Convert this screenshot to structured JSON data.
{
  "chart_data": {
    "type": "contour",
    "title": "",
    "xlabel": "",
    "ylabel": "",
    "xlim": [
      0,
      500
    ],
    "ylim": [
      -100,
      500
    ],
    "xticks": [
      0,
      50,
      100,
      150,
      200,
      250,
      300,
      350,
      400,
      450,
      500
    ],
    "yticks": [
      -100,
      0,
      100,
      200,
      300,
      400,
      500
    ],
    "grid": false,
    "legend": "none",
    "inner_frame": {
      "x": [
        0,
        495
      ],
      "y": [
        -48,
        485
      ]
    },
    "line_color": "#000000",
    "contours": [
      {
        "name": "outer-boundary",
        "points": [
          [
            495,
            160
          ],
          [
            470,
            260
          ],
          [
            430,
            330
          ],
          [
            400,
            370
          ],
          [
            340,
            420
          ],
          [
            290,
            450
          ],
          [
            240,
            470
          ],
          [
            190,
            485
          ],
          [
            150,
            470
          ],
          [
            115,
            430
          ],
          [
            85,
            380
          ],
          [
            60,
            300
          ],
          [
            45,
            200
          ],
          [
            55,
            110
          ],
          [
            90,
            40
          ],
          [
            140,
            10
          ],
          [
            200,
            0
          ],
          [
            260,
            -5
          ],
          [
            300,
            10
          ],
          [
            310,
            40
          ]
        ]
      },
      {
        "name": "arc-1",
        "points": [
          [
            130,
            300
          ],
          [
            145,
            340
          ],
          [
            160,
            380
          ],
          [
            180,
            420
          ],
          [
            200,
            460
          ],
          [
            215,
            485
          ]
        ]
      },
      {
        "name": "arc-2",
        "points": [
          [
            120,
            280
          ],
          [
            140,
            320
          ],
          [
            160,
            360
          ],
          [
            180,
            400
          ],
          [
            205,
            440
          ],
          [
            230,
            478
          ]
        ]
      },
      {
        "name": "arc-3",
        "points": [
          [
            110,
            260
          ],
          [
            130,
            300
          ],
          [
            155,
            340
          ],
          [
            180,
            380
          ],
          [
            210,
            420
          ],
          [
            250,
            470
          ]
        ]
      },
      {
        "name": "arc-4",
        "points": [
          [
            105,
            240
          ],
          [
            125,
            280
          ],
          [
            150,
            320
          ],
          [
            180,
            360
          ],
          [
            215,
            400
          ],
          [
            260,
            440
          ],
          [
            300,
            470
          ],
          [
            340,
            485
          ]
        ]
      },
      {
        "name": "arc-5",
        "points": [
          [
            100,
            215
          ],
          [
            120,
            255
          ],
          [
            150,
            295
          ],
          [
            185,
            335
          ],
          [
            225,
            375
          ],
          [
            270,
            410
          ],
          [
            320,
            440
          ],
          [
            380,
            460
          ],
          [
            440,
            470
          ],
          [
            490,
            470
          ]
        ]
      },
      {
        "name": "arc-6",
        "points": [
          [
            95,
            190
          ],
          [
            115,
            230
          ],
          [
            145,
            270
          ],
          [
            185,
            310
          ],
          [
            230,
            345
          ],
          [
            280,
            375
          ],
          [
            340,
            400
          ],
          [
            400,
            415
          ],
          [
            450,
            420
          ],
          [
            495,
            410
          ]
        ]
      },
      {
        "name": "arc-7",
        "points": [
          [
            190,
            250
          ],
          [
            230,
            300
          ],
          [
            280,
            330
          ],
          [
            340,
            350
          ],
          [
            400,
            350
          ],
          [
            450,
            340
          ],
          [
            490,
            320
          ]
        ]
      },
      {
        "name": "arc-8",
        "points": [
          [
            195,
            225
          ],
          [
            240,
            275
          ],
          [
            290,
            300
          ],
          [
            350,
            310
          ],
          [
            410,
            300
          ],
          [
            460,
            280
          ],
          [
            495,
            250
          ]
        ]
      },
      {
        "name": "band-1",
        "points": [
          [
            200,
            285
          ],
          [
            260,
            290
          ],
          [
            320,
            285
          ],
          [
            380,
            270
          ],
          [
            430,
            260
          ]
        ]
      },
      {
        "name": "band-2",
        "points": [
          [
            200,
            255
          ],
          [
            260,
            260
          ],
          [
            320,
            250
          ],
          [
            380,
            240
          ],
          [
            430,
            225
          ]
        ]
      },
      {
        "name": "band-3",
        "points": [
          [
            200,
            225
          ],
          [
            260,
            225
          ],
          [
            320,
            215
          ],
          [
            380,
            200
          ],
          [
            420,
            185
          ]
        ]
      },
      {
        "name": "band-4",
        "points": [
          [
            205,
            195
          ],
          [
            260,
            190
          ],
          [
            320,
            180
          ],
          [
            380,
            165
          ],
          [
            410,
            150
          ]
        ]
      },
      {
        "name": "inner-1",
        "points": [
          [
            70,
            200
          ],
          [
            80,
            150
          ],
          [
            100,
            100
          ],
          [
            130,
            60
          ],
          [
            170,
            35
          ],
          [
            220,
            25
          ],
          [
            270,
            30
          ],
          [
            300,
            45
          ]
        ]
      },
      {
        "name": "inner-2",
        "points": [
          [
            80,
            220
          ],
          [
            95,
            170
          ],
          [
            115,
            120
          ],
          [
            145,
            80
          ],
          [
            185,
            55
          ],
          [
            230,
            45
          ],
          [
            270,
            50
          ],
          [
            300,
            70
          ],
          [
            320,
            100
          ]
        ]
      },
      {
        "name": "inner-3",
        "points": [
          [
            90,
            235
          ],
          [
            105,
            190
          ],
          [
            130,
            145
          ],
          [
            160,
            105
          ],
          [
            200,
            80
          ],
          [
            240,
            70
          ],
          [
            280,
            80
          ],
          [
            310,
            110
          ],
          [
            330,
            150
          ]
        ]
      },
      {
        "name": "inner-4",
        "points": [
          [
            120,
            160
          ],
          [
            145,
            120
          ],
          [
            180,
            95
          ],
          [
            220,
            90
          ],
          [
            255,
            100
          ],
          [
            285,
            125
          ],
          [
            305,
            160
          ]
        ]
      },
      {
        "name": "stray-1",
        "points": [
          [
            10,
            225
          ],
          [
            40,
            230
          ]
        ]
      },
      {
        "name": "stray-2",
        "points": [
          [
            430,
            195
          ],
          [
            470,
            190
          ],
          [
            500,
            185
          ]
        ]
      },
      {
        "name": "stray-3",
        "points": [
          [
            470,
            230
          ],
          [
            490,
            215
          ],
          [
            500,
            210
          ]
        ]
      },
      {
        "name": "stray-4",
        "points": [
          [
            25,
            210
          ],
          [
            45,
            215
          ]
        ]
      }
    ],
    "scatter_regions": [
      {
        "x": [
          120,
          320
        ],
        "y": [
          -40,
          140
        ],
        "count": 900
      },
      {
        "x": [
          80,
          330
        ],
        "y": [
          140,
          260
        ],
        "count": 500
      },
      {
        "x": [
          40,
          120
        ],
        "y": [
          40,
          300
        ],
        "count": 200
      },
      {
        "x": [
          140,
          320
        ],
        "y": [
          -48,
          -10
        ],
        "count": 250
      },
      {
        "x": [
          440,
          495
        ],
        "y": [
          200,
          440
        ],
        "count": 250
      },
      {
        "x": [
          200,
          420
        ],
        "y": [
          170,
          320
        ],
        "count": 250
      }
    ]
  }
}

******

WRITTEN EXERCISE: Gather up, from the records above, each line where the word "stray" appears.

SOLUTION TO THIS PROBLEM:
        "name": "stray-1",
        "name": "stray-2",
        "name": "stray-3",
        "name": "stray-4",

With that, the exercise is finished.